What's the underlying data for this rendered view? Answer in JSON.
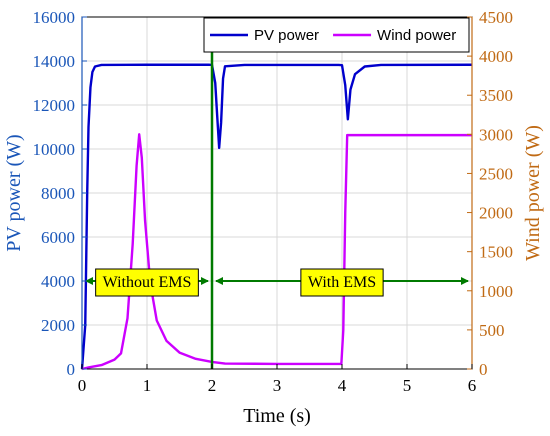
{
  "chart_data": {
    "type": "line",
    "xlabel": "Time (s)",
    "ylabel_left": "PV power (W)",
    "ylabel_right": "Wind power (W)",
    "xlim": [
      0,
      6
    ],
    "ylim_left": [
      0,
      16000
    ],
    "ylim_right": [
      0,
      4500
    ],
    "x_ticks": [
      "0",
      "1",
      "2",
      "3",
      "4",
      "5",
      "6"
    ],
    "y_ticks_left": [
      "0",
      "2000",
      "4000",
      "6000",
      "8000",
      "10000",
      "12000",
      "14000",
      "16000"
    ],
    "y_ticks_right": [
      "0",
      "500",
      "1000",
      "1500",
      "2000",
      "2500",
      "3000",
      "3500",
      "4000",
      "4500"
    ],
    "grid": true,
    "legend_position": "top-right",
    "series": [
      {
        "name": "PV power",
        "axis": "left",
        "color": "#0000cc",
        "points": [
          [
            0.0,
            0
          ],
          [
            0.05,
            2000
          ],
          [
            0.08,
            8000
          ],
          [
            0.1,
            11000
          ],
          [
            0.13,
            12800
          ],
          [
            0.16,
            13500
          ],
          [
            0.2,
            13750
          ],
          [
            0.3,
            13820
          ],
          [
            1.0,
            13830
          ],
          [
            1.95,
            13830
          ],
          [
            2.0,
            13820
          ],
          [
            2.05,
            13000
          ],
          [
            2.08,
            11500
          ],
          [
            2.11,
            10050
          ],
          [
            2.14,
            11200
          ],
          [
            2.17,
            13200
          ],
          [
            2.2,
            13760
          ],
          [
            2.5,
            13820
          ],
          [
            3.95,
            13820
          ],
          [
            4.0,
            13810
          ],
          [
            4.05,
            12900
          ],
          [
            4.09,
            11350
          ],
          [
            4.13,
            12700
          ],
          [
            4.2,
            13400
          ],
          [
            4.35,
            13750
          ],
          [
            4.6,
            13820
          ],
          [
            6.0,
            13830
          ]
        ]
      },
      {
        "name": "Wind power",
        "axis": "right",
        "color": "#cc00ff",
        "points": [
          [
            0.0,
            0
          ],
          [
            0.1,
            20
          ],
          [
            0.3,
            50
          ],
          [
            0.5,
            120
          ],
          [
            0.6,
            200
          ],
          [
            0.7,
            650
          ],
          [
            0.78,
            1600
          ],
          [
            0.84,
            2600
          ],
          [
            0.88,
            3000
          ],
          [
            0.92,
            2700
          ],
          [
            0.97,
            1900
          ],
          [
            1.05,
            1100
          ],
          [
            1.15,
            620
          ],
          [
            1.3,
            360
          ],
          [
            1.5,
            210
          ],
          [
            1.75,
            130
          ],
          [
            2.0,
            90
          ],
          [
            2.2,
            70
          ],
          [
            3.0,
            65
          ],
          [
            3.99,
            65
          ],
          [
            4.02,
            500
          ],
          [
            4.05,
            2000
          ],
          [
            4.08,
            2990
          ],
          [
            6.0,
            2990
          ]
        ]
      }
    ],
    "annotations": [
      {
        "text": "Without EMS",
        "x_from": 0.0,
        "x_to": 2.0,
        "y": 4000,
        "color": "#007a00"
      },
      {
        "text": "With EMS",
        "x_from": 2.0,
        "x_to": 6.0,
        "y": 4000,
        "color": "#007a00"
      }
    ],
    "divider_x": 2.0,
    "divider_color": "#007a00",
    "colors": {
      "left_axis": "#1a56b8",
      "right_axis": "#c06a14",
      "annotation_box": "#ffff00"
    }
  }
}
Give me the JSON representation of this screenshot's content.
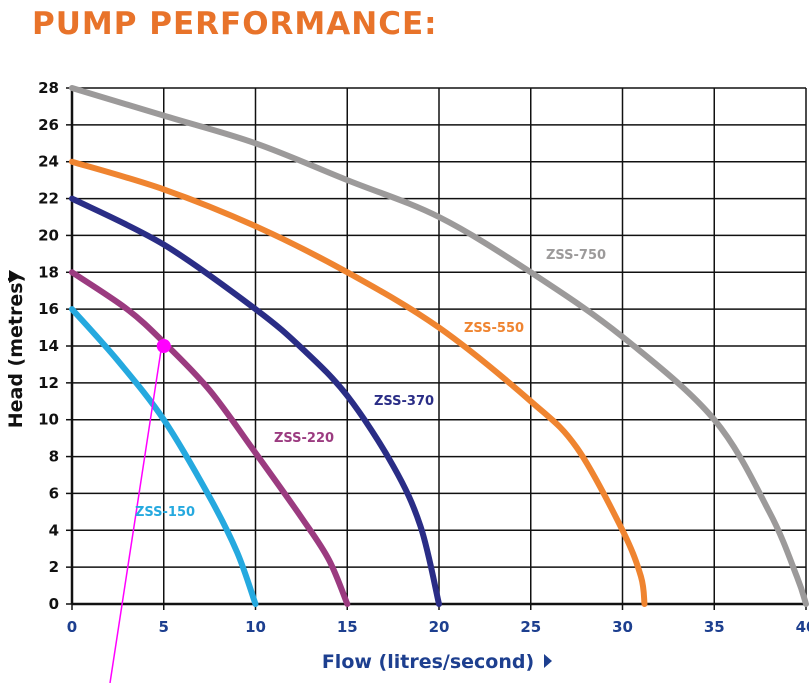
{
  "page_title": "PUMP PERFORMANCE:",
  "chart_data": {
    "type": "line",
    "xlabel": "Flow (litres/second)",
    "ylabel": "Head (metres)",
    "xlim": [
      0,
      40
    ],
    "ylim": [
      0,
      28
    ],
    "x_ticks": [
      0,
      5,
      10,
      15,
      20,
      25,
      30,
      35,
      40
    ],
    "y_ticks": [
      0,
      2,
      4,
      6,
      8,
      10,
      12,
      14,
      16,
      18,
      20,
      22,
      24,
      26,
      28
    ],
    "grid": true,
    "series": [
      {
        "name": "ZSS-150",
        "color": "#25a9df",
        "points": [
          [
            0,
            16
          ],
          [
            2.5,
            13.2
          ],
          [
            5,
            10
          ],
          [
            7.5,
            5.8
          ],
          [
            9,
            2.8
          ],
          [
            10,
            0
          ]
        ]
      },
      {
        "name": "ZSS-220",
        "color": "#9b3b80",
        "points": [
          [
            0,
            18
          ],
          [
            3,
            16
          ],
          [
            5,
            14.2
          ],
          [
            7.5,
            11.6
          ],
          [
            10,
            8.2
          ],
          [
            12.5,
            4.7
          ],
          [
            14,
            2.4
          ],
          [
            15,
            0
          ]
        ]
      },
      {
        "name": "ZSS-370",
        "color": "#2a2d86",
        "points": [
          [
            0,
            22
          ],
          [
            5,
            19.5
          ],
          [
            10,
            16
          ],
          [
            12.5,
            13.9
          ],
          [
            15,
            11.3
          ],
          [
            17.5,
            7.5
          ],
          [
            19,
            4.2
          ],
          [
            20,
            0
          ]
        ]
      },
      {
        "name": "ZSS-550",
        "color": "#ef8430",
        "points": [
          [
            0,
            24
          ],
          [
            5,
            22.5
          ],
          [
            10,
            20.5
          ],
          [
            15,
            18
          ],
          [
            20,
            15
          ],
          [
            25,
            11
          ],
          [
            27.5,
            8.5
          ],
          [
            30,
            4
          ],
          [
            31,
            1.5
          ],
          [
            31.2,
            0
          ]
        ]
      },
      {
        "name": "ZSS-750",
        "color": "#9c9a9a",
        "points": [
          [
            0,
            28
          ],
          [
            5,
            26.5
          ],
          [
            10,
            25
          ],
          [
            15,
            23
          ],
          [
            20,
            21
          ],
          [
            25,
            18
          ],
          [
            30,
            14.5
          ],
          [
            35,
            10
          ],
          [
            38,
            5
          ],
          [
            39.5,
            1.5
          ],
          [
            40,
            0
          ]
        ]
      }
    ],
    "annotation_point": {
      "x": 5,
      "y": 14,
      "color": "#ff00ff"
    }
  }
}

##########

How many lines in the records above contain the word "xlabel"? Reply with the number alone.

2